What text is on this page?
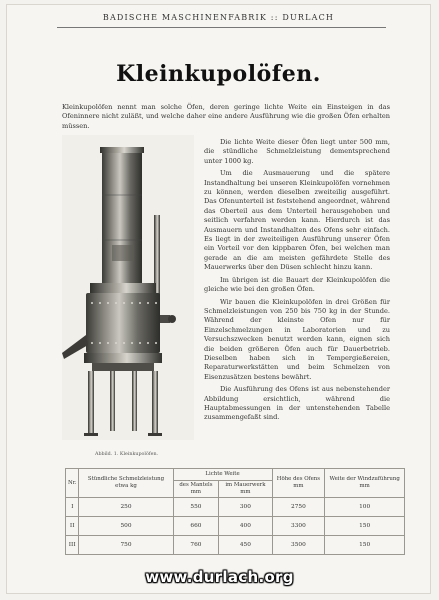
BADISCHE MASCHINENFABRIK :: DURLACH
Kleinkupolöfen.
Kleinkupolöfen nennt man solche Öfen, deren geringe lichte Weite ein Einsteigen in das Ofeninnere nicht zuläßt, und welche daher eine andere Ausführung wie die großen Öfen erhalten müssen.
Abbild. 1. Kleinkupolöfen.

Die lichte Weite dieser Öfen liegt unter 500 mm, die stündliche Schmelzleistung dementsprechend unter 1000 kg.

Um die Ausmauerung und die spätere Instandhaltung bei unseren Kleinkupolöfen vornehmen zu können, werden dieselben zweiteilig ausgeführt. Das Ofenunterteil ist feststehend angeordnet, während das Oberteil aus dem Unterteil herausgehoben und seitlich verfahren werden kann. Hierdurch ist das Ausmauern und Instandhalten des Ofens sehr einfach. Es liegt in der zweiteiligen Ausführung unserer Öfen ein Vorteil vor den kippbaren Öfen, bei welchen man gerade an die am meisten gefährdete Stelle des Mauerwerks über den Düsen schlecht hinzu kann.

Im übrigen ist die Bauart der Kleinkupolöfen die gleiche wie bei den großen Öfen.

Wir bauen die Kleinkupolöfen in drei Größen für Schmelzleistungen von 250 bis 750 kg in der Stunde. Während der kleinste Ofen nur für Einzelschmelzungen in Laboratorien und zu Versuchszwecken benutzt werden kann, eignen sich die beiden größeren Öfen auch für Dauerbetrieb. Dieselben haben sich in Tempergießereien, Reparaturwerkstätten und beim Schmelzen von Eisenzusätzen bestens bewährt.

Die Ausführung des Ofens ist aus nebenstehender Abbildung ersichtlich, während die Hauptabmessungen in der untenstehenden Tabelle zusammengefaßt sind.

Nr.	Stündliche Schmelzleistung etwa kg	Lichte Weite		Höhe des Ofens mm	Weite der Windzuführung mm
		des Mantels mm	im Mauerwerk mm		
I	250	550	300	2750	100
II	500	660	400	3300	150
III	750	760	450	3500	150
www.durlach.org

-.-.-

Directions for this task » Omit the pictures. Transcribe every record exactly.

Solution »
What text is on this page?
BADISCHE MASCHINENFABRIK :: DURLACH
Kleinkupolöfen.
Kleinkupolöfen nennt man solche Öfen, deren geringe lichte Weite ein Einsteigen in das Ofeninnere nicht zuläßt, und welche daher eine andere Ausführung wie die großen Öfen erhalten müssen.
Abbild. 1. Kleinkupolöfen.

Die lichte Weite dieser Öfen liegt unter 500 mm, die stündliche Schmelzleistung dementsprechend unter 1000 kg.

Um die Ausmauerung und die spätere Instandhaltung bei unseren Kleinkupolöfen vornehmen zu können, werden dieselben zweiteilig ausgeführt. Das Ofenunterteil ist feststehend angeordnet, während das Oberteil aus dem Unterteil herausgehoben und seitlich verfahren werden kann. Hierdurch ist das Ausmauern und Instandhalten des Ofens sehr einfach. Es liegt in der zweiteiligen Ausführung unserer Öfen ein Vorteil vor den kippbaren Öfen, bei welchen man gerade an die am meisten gefährdete Stelle des Mauerwerks über den Düsen schlecht hinzu kann.

Im übrigen ist die Bauart der Kleinkupolöfen die gleiche wie bei den großen Öfen.

Wir bauen die Kleinkupolöfen in drei Größen für Schmelzleistungen von 250 bis 750 kg in der Stunde. Während der kleinste Ofen nur für Einzelschmelzungen in Laboratorien und zu Versuchszwecken benutzt werden kann, eignen sich die beiden größeren Öfen auch für Dauerbetrieb. Dieselben haben sich in Tempergießereien, Reparaturwerkstätten und beim Schmelzen von Eisenzusätzen bestens bewährt.

Die Ausführung des Ofens ist aus nebenstehender Abbildung ersichtlich, während die Hauptabmessungen in der untenstehenden Tabelle zusammengefaßt sind.

Nr.	Stündliche Schmelzleistung etwa kg	Lichte Weite		Höhe des Ofens mm	Weite der Windzuführung mm
		des Mantels mm	im Mauerwerk mm		
I	250	550	300	2750	100
II	500	660	400	3300	150
III	750	760	450	3500	150
www.durlach.org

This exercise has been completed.